Speciale expositie 2024: nalatenschap van Gerard Höweler
Naast de individuele werken van meer dan 30 kunstenaars presenteren wij dit jaar een speciale expositie gewijd aan wijlen Gerard Höweler (1940 – 2021) en zijn nalatenschap. De erfgenamen van Gerard Höweler hebben ons gevraagd zorg te dragen voor zijn oeuvre en daarom zijn alle beelden en maquettes uit zijn atelier nu te vinden in onze beeldentuin.
Arthur Broek, eigenaar van de beeldentuin en tevens architect, heeft een installatie ontworpen en gebouwd speciaal voor het werk van Gerard Höweler. In een architecturale presentatie zijn in totaal ruim 120 werken en maquettes samengebracht. Door zijn oeuvre op deze manier te presenteren, komt de schoonheid van alle werken bij elkaar, terwijl elk individueel werk ook prachtig tot zijn recht komt. Wij zijn zeer dankbaar en trots om dit jaar naast de individuele werken van diverse kunstenaars deze bijzondere expositie te kunnen presenteren.
Om het werk van Gerard Höweler onder de aandacht te brengen initieert de beeldentuin dit seizoen ook een serie gespreken met kenners van zijn oeuvre en mensen die hem gekend hebben. Deze gesprekken zullen we in beeld en schrift vastleggen en publiceren op deze website.
In onderstaande brief geschreven door Arthur Broek in 2017 hopen wij u een indruk te geven van onze waardering voor Gerard Höweler als persoon en als kunstenaar.
Aan Gerard Höweler – RIP
Ouddorp, 16 augustus 2017
Beste Gerard,
Elke dag, soms meerdere keren per dag, loop ik langs jouw werk. Vanuit verschillende richtingen kijk ik er naar, onder verschillende (weers)omstandigheden ga ik erbij zitten. Met een drankjes soms, of met 2 zwarte katers, die mij gevolgd zijn en die de warme uitstraling van de stenen aan het eind van de dag heerlijk vinden. Ik praat erover met diverse mensen die de beeldentuin bezoeken. Als een magneet word ik er naar toe getrokken en de fascinatie neemt alleen maar toe.

----------

Opdracht A: Schrijf uit de tekst over de expositie van Gerard Höweler het stuk over dat begint bij "In onderstaande brief" en eindigt bij "alleen maar toe.".
Opdracht B: Vertaal deze zin uit de tekst over de expositie van Gerard Höweler naar het Engels: "In een architecturale presentatie zijn in totaal ruim 120 werken en maquettes samengebracht."

Materiaal:
----------

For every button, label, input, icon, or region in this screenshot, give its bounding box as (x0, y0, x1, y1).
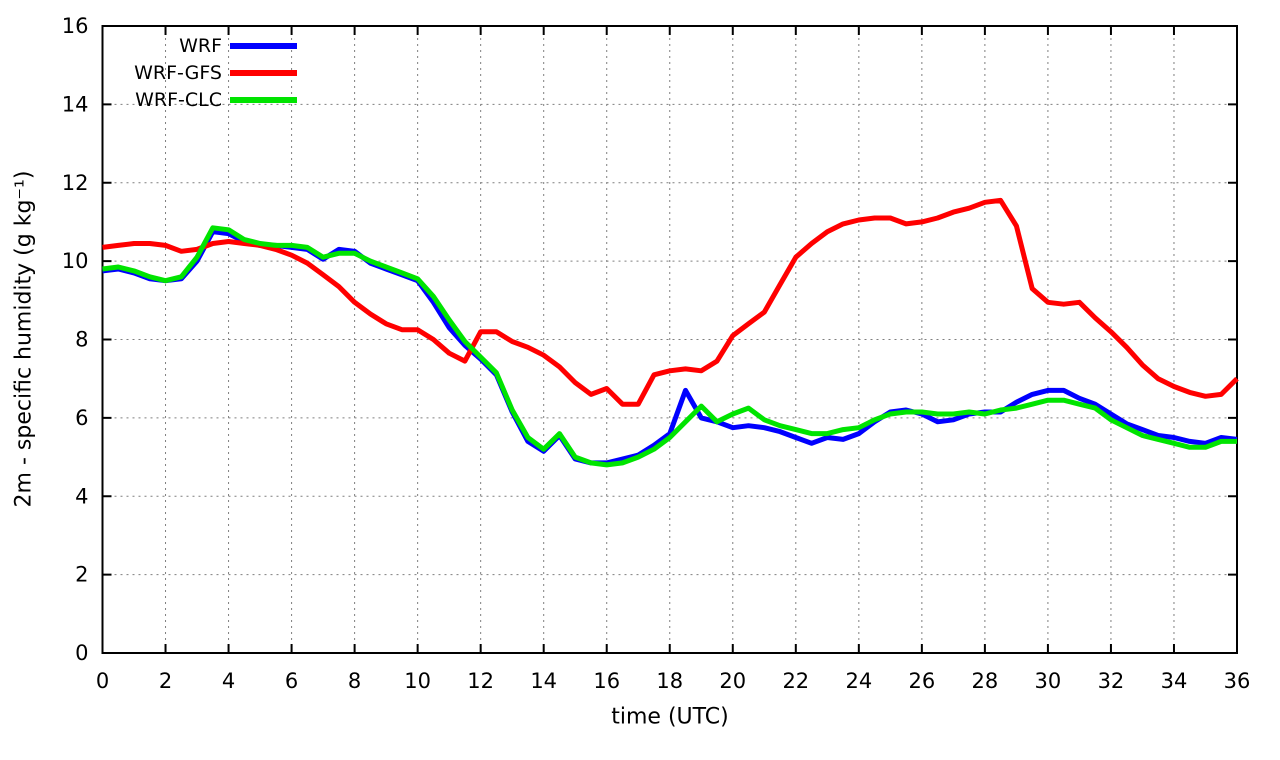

----------

Verwacht antwoord A:
In onderstaande brief geschreven door Arthur Broek in 2017 hopen wij u een indruk te geven van onze waardering voor Gerard Höweler als persoon en als kunstenaar.
Aan Gerard Höweler – RIP
Ouddorp, 16 augustus 2017
Beste Gerard,
Elke dag, soms meerdere keren per dag, loop ik langs jouw werk. Vanuit verschillende richtingen kijk ik er naar, onder verschillende (weers)omstandigheden ga ik erbij zitten. Met een drankjes soms, of met 2 zwarte katers, die mij gevolgd zijn en die de warme uitstraling van de stenen aan het eind van de dag heerlijk vinden. Ik praat erover met diverse mensen die de beeldentuin bezoeken. Als een magneet word ik er naar toe getrokken en de fascinatie neemt alleen maar toe.

Verwacht antwoord B: In an architectural presentation, a total of more than 120 works and models have been brought together.